GIVEN PROBLEM:
Copy out the records precisely, omitting pictures.

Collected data
--------------------
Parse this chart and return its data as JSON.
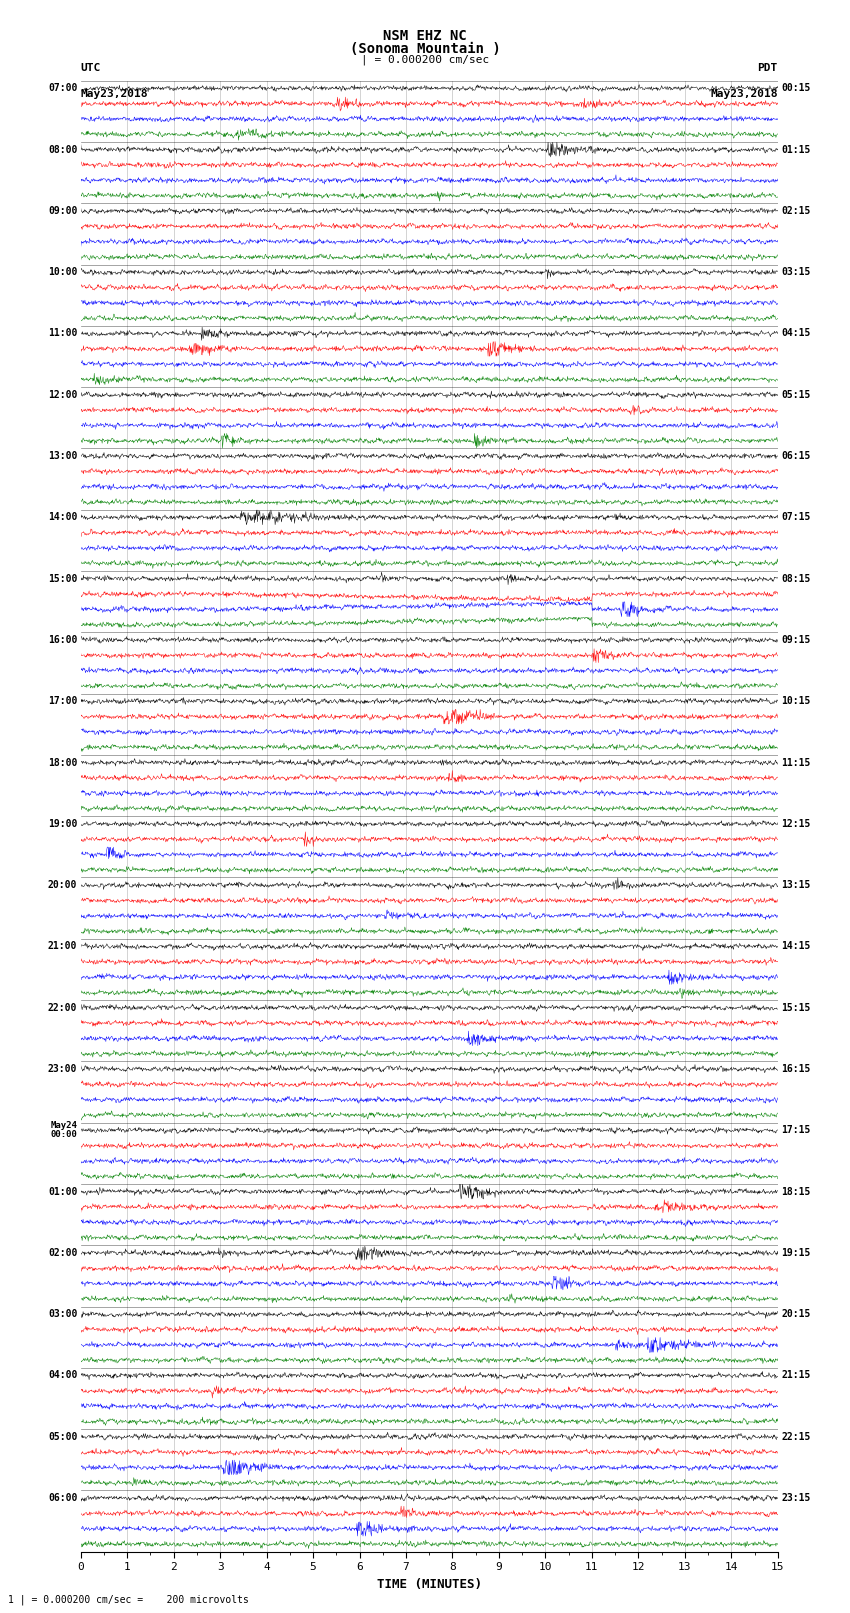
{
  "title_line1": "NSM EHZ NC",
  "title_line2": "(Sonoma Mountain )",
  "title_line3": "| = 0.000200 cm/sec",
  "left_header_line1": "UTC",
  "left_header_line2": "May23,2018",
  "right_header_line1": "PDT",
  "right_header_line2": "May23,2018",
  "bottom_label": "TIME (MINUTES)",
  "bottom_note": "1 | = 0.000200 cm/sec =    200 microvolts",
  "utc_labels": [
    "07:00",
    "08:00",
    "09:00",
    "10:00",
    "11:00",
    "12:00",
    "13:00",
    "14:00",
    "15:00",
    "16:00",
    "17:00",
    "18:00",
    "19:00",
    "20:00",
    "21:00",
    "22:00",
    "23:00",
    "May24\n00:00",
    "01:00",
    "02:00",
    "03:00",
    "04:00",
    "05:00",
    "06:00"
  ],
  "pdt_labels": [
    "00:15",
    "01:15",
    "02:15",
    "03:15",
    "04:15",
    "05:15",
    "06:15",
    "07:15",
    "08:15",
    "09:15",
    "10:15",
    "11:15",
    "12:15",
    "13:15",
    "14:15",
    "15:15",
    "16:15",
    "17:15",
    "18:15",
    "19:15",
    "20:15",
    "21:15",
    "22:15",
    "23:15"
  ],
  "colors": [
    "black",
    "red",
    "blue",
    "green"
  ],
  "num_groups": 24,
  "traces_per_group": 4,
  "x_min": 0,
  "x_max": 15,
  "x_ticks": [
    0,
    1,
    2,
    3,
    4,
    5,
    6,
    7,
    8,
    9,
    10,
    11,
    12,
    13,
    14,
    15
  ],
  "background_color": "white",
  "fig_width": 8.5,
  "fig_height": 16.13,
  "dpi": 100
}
--------------------
THE COMPLETED TASK:
Parse this chart and return its data as JSON.
{
  "title_line1": "NSM EHZ NC",
  "title_line2": "(Sonoma Mountain )",
  "title_line3": "| = 0.000200 cm/sec",
  "left_header_line1": "UTC",
  "left_header_line2": "May23,2018",
  "right_header_line1": "PDT",
  "right_header_line2": "May23,2018",
  "bottom_label": "TIME (MINUTES)",
  "bottom_note": "1 | = 0.000200 cm/sec =    200 microvolts",
  "utc_labels": [
    "07:00",
    "08:00",
    "09:00",
    "10:00",
    "11:00",
    "12:00",
    "13:00",
    "14:00",
    "15:00",
    "16:00",
    "17:00",
    "18:00",
    "19:00",
    "20:00",
    "21:00",
    "22:00",
    "23:00",
    "May24\n00:00",
    "01:00",
    "02:00",
    "03:00",
    "04:00",
    "05:00",
    "06:00"
  ],
  "pdt_labels": [
    "00:15",
    "01:15",
    "02:15",
    "03:15",
    "04:15",
    "05:15",
    "06:15",
    "07:15",
    "08:15",
    "09:15",
    "10:15",
    "11:15",
    "12:15",
    "13:15",
    "14:15",
    "15:15",
    "16:15",
    "17:15",
    "18:15",
    "19:15",
    "20:15",
    "21:15",
    "22:15",
    "23:15"
  ],
  "colors": [
    "black",
    "red",
    "blue",
    "green"
  ],
  "num_groups": 24,
  "traces_per_group": 4,
  "x_min": 0,
  "x_max": 15,
  "x_ticks": [
    0,
    1,
    2,
    3,
    4,
    5,
    6,
    7,
    8,
    9,
    10,
    11,
    12,
    13,
    14,
    15
  ],
  "background_color": "white",
  "fig_width": 8.5,
  "fig_height": 16.13,
  "dpi": 100
}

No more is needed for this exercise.